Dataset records
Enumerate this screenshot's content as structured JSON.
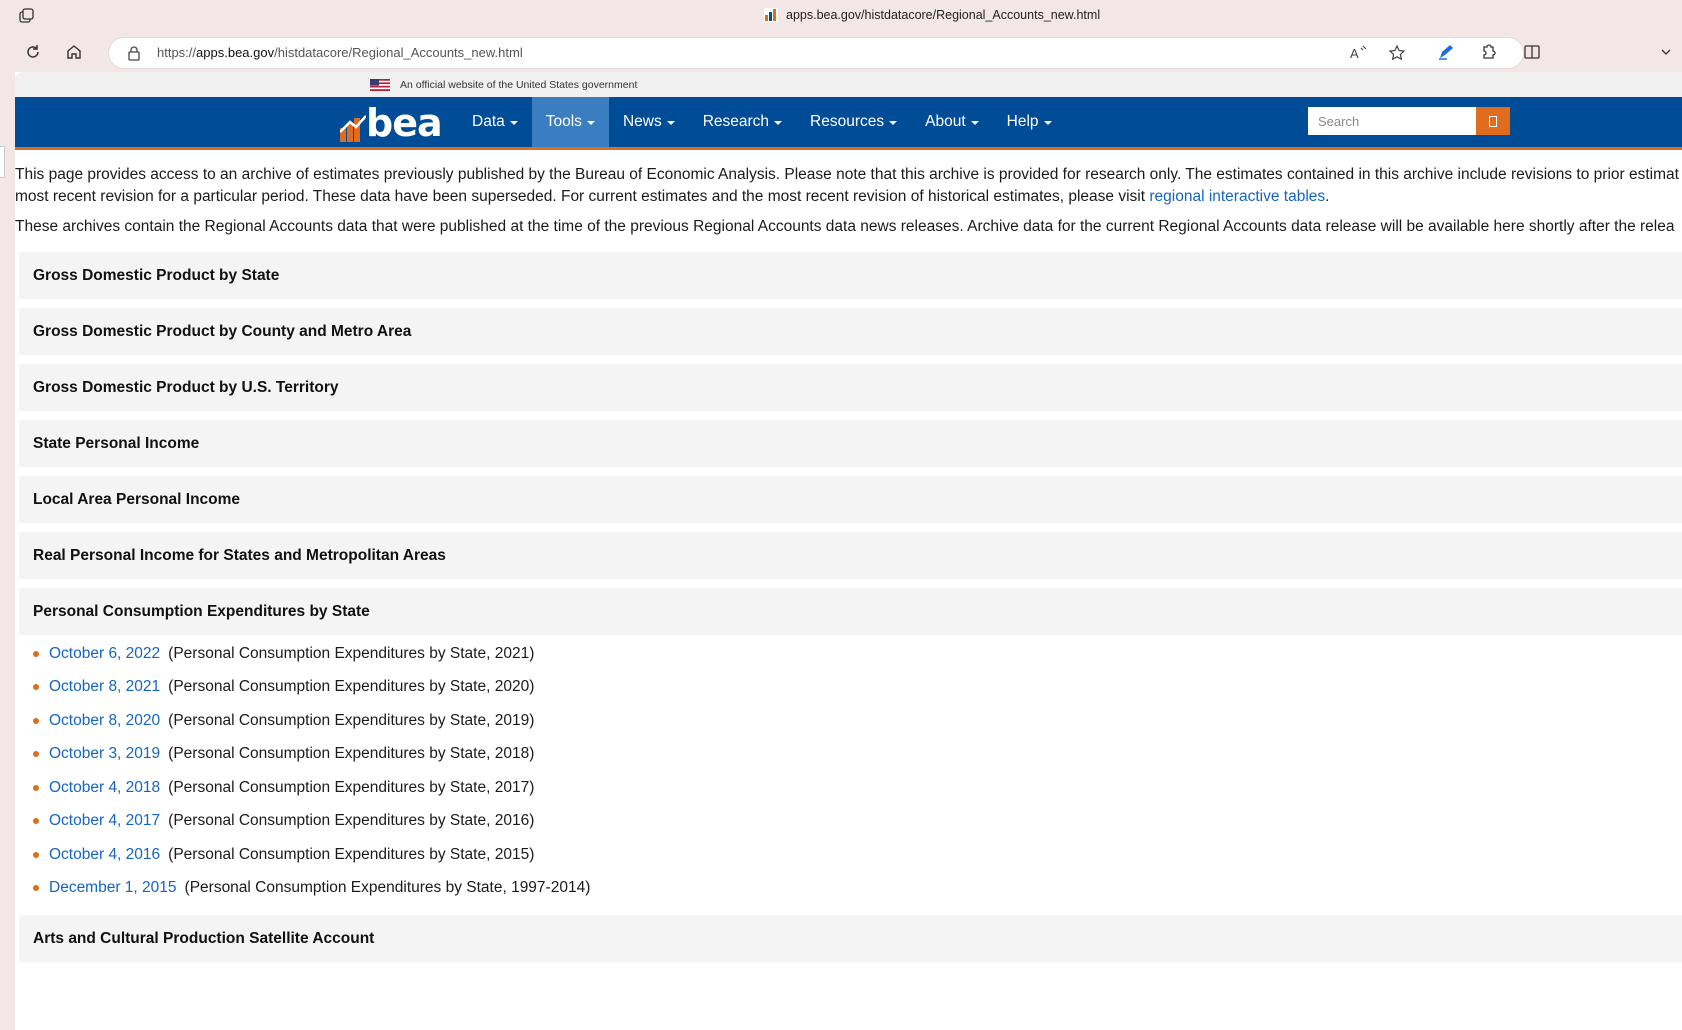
{
  "browser": {
    "tab_title": "apps.bea.gov/histdatacore/Regional_Accounts_new.html",
    "url_scheme": "https://",
    "url_host": "apps.bea.gov",
    "url_path": "/histdatacore/Regional_Accounts_new.html"
  },
  "gov_banner": {
    "text": "An official website of the United States government"
  },
  "navbar": {
    "logo_text": "bea",
    "items": [
      {
        "label": "Data"
      },
      {
        "label": "Tools"
      },
      {
        "label": "News"
      },
      {
        "label": "Research"
      },
      {
        "label": "Resources"
      },
      {
        "label": "About"
      },
      {
        "label": "Help"
      }
    ],
    "active_item": "Tools",
    "search_placeholder": "Search",
    "colors": {
      "bar": "#004c97",
      "accent": "#e06d1f",
      "active": "#3a7dc0"
    }
  },
  "intro": {
    "p1_line1": "This page provides access to an archive of estimates previously published by the Bureau of Economic Analysis. Please note that this archive is provided for research only. The estimates contained in this archive include revisions to prior estimat",
    "p1_line2_before": "most recent revision for a particular period. These data have been superseded. For current estimates and the most recent revision of historical estimates, please visit ",
    "p1_link": "regional interactive tables",
    "p1_line2_after": ".",
    "p2": "These archives contain the Regional Accounts data that were published at the time of the previous Regional Accounts data news releases. Archive data for the current Regional Accounts data release will be available here shortly after the relea"
  },
  "sections": [
    {
      "title": "Gross Domestic Product by State"
    },
    {
      "title": "Gross Domestic Product by County and Metro Area"
    },
    {
      "title": "Gross Domestic Product by U.S. Territory"
    },
    {
      "title": "State Personal Income"
    },
    {
      "title": "Local Area Personal Income"
    },
    {
      "title": "Real Personal Income for States and Metropolitan Areas"
    },
    {
      "title": "Personal Consumption Expenditures by State"
    },
    {
      "title": "Arts and Cultural Production Satellite Account"
    }
  ],
  "pce_releases": [
    {
      "date": "October 6, 2022",
      "desc": "(Personal Consumption Expenditures by State, 2021)"
    },
    {
      "date": "October 8, 2021",
      "desc": "(Personal Consumption Expenditures by State, 2020)"
    },
    {
      "date": "October 8, 2020",
      "desc": "(Personal Consumption Expenditures by State, 2019)"
    },
    {
      "date": "October 3, 2019",
      "desc": "(Personal Consumption Expenditures by State, 2018)"
    },
    {
      "date": "October 4, 2018",
      "desc": "(Personal Consumption Expenditures by State, 2017)"
    },
    {
      "date": "October 4, 2017",
      "desc": "(Personal Consumption Expenditures by State, 2016)"
    },
    {
      "date": "October 4, 2016",
      "desc": "(Personal Consumption Expenditures by State, 2015)"
    },
    {
      "date": "December 1, 2015",
      "desc": "(Personal Consumption Expenditures by State, 1997-2014)"
    }
  ]
}
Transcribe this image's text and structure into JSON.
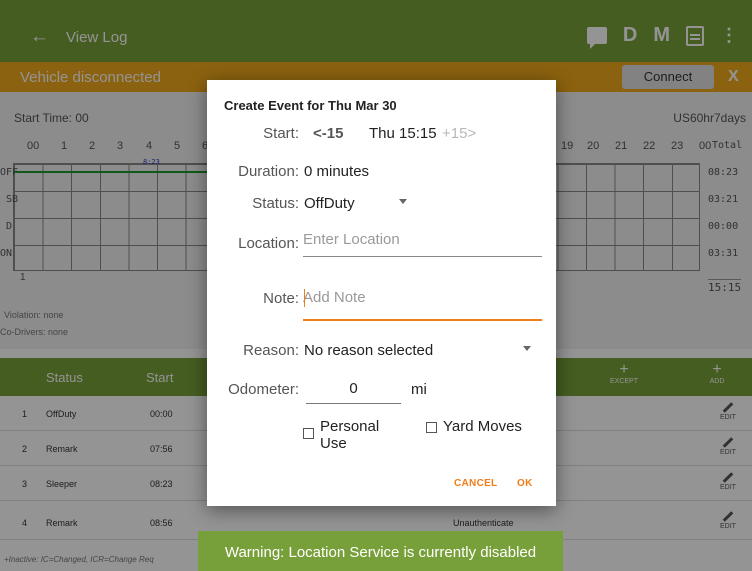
{
  "app": {
    "title": "View Log",
    "back_icon": "arrow-left-icon",
    "actions": [
      {
        "name": "message",
        "icon": "message-icon"
      },
      {
        "name": "d",
        "label": "D"
      },
      {
        "name": "m",
        "label": "M"
      },
      {
        "name": "export",
        "icon": "export-sheet-icon"
      },
      {
        "name": "overflow",
        "label": "⋮"
      }
    ],
    "colors": {
      "appbar": "#78a03a",
      "banner": "#f0a91a",
      "accent": "#ef7d1a",
      "graph_line": "#1f9a2b"
    }
  },
  "banner": {
    "text": "Vehicle disconnected",
    "connect_label": "Connect",
    "close_label": "X"
  },
  "graph": {
    "start_time": "Start Time: 00",
    "ruleset": "US60hr7days",
    "hours": [
      "00",
      "1",
      "2",
      "3",
      "4",
      "5",
      "6",
      "19",
      "20",
      "21",
      "22",
      "23",
      "00"
    ],
    "total_label": "Total",
    "rows": [
      {
        "label": "OFF",
        "total": "08:23"
      },
      {
        "label": "SB",
        "total": "03:21"
      },
      {
        "label": "D",
        "total": "00:00"
      },
      {
        "label": "ON",
        "total": "03:31"
      }
    ],
    "grand_total": "15:15",
    "segment_label": "8:23",
    "footer_num": "1",
    "violation": "Violation: none",
    "codrivers": "Co-Drivers: none"
  },
  "table": {
    "headers": {
      "status": "Status",
      "start": "Start"
    },
    "except_label": "EXCEPT",
    "add_label": "ADD",
    "rows": [
      {
        "num": "1",
        "status": "OffDuty",
        "start": "00:00",
        "extra": "",
        "edit": "EDIT"
      },
      {
        "num": "2",
        "status": "Remark",
        "start": "07:56",
        "extra": "",
        "edit": "EDIT"
      },
      {
        "num": "3",
        "status": "Sleeper",
        "start": "08:23",
        "extra": "",
        "edit": "EDIT"
      },
      {
        "num": "4",
        "status": "Remark",
        "start": "08:56",
        "extra": "Unauthenticate",
        "edit": "EDIT"
      }
    ],
    "legend": "+Inactive: IC=Changed, ICR=Change Req"
  },
  "dialog": {
    "title": "Create Event for Thu Mar 30",
    "start_label": "Start:",
    "start_prev": "<-15",
    "start_value": "Thu 15:15",
    "start_next": "+15>",
    "duration_label": "Duration:",
    "duration_value": "0 minutes",
    "status_label": "Status:",
    "status_value": "OffDuty",
    "location_label": "Location:",
    "location_placeholder": "Enter Location",
    "note_label": "Note:",
    "note_placeholder": "Add Note",
    "reason_label": "Reason:",
    "reason_value": "No reason selected",
    "odometer_label": "Odometer:",
    "odometer_value": "0",
    "odometer_unit": "mi",
    "personal_use_label": "Personal Use",
    "yard_moves_label": "Yard Moves",
    "cancel_label": "CANCEL",
    "ok_label": "OK"
  },
  "toast": {
    "text": "Warning: Location Service is currently disabled"
  }
}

- [AIM]: Of all the lines above, how many contain the word "OffDuty"? Answer with only the number.

- [SOLUTION]: 2